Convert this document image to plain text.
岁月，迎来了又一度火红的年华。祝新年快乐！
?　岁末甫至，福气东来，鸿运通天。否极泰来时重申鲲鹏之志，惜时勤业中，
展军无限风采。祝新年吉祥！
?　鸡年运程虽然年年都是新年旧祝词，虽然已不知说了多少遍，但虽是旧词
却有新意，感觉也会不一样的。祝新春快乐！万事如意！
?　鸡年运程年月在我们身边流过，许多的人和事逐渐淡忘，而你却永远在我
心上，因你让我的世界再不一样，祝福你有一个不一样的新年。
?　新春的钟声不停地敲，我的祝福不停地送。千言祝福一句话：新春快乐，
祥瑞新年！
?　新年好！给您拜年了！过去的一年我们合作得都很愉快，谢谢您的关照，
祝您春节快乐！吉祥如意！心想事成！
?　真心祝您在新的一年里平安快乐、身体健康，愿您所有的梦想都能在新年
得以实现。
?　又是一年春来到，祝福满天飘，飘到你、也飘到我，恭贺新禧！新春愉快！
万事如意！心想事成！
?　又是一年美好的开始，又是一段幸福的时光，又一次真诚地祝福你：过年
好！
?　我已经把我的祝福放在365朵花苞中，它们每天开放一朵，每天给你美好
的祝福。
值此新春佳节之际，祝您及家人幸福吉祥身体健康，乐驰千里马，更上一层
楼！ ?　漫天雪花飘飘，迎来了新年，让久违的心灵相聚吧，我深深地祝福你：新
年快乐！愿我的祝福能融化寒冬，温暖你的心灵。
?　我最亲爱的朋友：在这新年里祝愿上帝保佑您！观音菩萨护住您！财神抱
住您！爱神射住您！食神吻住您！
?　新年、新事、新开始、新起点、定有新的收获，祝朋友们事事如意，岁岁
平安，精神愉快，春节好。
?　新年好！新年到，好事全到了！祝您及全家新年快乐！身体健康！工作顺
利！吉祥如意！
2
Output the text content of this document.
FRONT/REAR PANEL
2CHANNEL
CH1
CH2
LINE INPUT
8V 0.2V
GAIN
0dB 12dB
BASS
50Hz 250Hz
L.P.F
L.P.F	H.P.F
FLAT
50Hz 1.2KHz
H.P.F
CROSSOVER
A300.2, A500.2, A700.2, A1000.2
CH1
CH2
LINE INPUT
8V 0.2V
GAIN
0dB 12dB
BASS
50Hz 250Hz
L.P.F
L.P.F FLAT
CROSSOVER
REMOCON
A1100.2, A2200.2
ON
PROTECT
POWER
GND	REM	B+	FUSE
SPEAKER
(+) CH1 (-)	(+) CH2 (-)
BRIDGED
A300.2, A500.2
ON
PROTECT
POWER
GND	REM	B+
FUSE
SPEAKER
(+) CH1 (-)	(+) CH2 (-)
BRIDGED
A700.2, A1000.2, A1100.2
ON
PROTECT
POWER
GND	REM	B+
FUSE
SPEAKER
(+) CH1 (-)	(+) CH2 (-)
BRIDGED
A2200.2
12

=====

Above are some records. Print them all exactly.

■ **Task output**
Convert this document image to plain text.
岁月，迎来了又一度火红的年华。祝新年快乐！
?　岁末甫至，福气东来，鸿运通天。否极泰来时重申鲲鹏之志，惜时勤业中，
展军无限风采。祝新年吉祥！
?　鸡年运程虽然年年都是新年旧祝词，虽然已不知说了多少遍，但虽是旧词
却有新意，感觉也会不一样的。祝新春快乐！万事如意！
?　鸡年运程年月在我们身边流过，许多的人和事逐渐淡忘，而你却永远在我
心上，因你让我的世界再不一样，祝福你有一个不一样的新年。
?　新春的钟声不停地敲，我的祝福不停地送。千言祝福一句话：新春快乐，
祥瑞新年！
?　新年好！给您拜年了！过去的一年我们合作得都很愉快，谢谢您的关照，
祝您春节快乐！吉祥如意！心想事成！
?　真心祝您在新的一年里平安快乐、身体健康，愿您所有的梦想都能在新年
得以实现。
?　又是一年春来到，祝福满天飘，飘到你、也飘到我，恭贺新禧！新春愉快！
万事如意！心想事成！
?　又是一年美好的开始，又是一段幸福的时光，又一次真诚地祝福你：过年
好！
?　我已经把我的祝福放在365朵花苞中，它们每天开放一朵，每天给你美好
的祝福。
值此新春佳节之际，祝您及家人幸福吉祥身体健康，乐驰千里马，更上一层
楼！ ?　漫天雪花飘飘，迎来了新年，让久违的心灵相聚吧，我深深地祝福你：新
年快乐！愿我的祝福能融化寒冬，温暖你的心灵。
?　我最亲爱的朋友：在这新年里祝愿上帝保佑您！观音菩萨护住您！财神抱
住您！爱神射住您！食神吻住您！
?　新年、新事、新开始、新起点、定有新的收获，祝朋友们事事如意，岁岁
平安，精神愉快，春节好。
?　新年好！新年到，好事全到了！祝您及全家新年快乐！身体健康！工作顺
利！吉祥如意！
2
Output the text content of this document.
FRONT/REAR PANEL
2CHANNEL
CH1
CH2
LINE INPUT
8V 0.2V
GAIN
0dB 12dB
BASS
50Hz 250Hz
L.P.F
L.P.F	H.P.F
FLAT
50Hz 1.2KHz
H.P.F
CROSSOVER
A300.2, A500.2, A700.2, A1000.2
CH1
CH2
LINE INPUT
8V 0.2V
GAIN
0dB 12dB
BASS
50Hz 250Hz
L.P.F
L.P.F FLAT
CROSSOVER
REMOCON
A1100.2, A2200.2
ON
PROTECT
POWER
GND	REM	B+	FUSE
SPEAKER
(+) CH1 (-)	(+) CH2 (-)
BRIDGED
A300.2, A500.2
ON
PROTECT
POWER
GND	REM	B+
FUSE
SPEAKER
(+) CH1 (-)	(+) CH2 (-)
BRIDGED
A700.2, A1000.2, A1100.2
ON
PROTECT
POWER
GND	REM	B+
FUSE
SPEAKER
(+) CH1 (-)	(+) CH2 (-)
BRIDGED
A2200.2
12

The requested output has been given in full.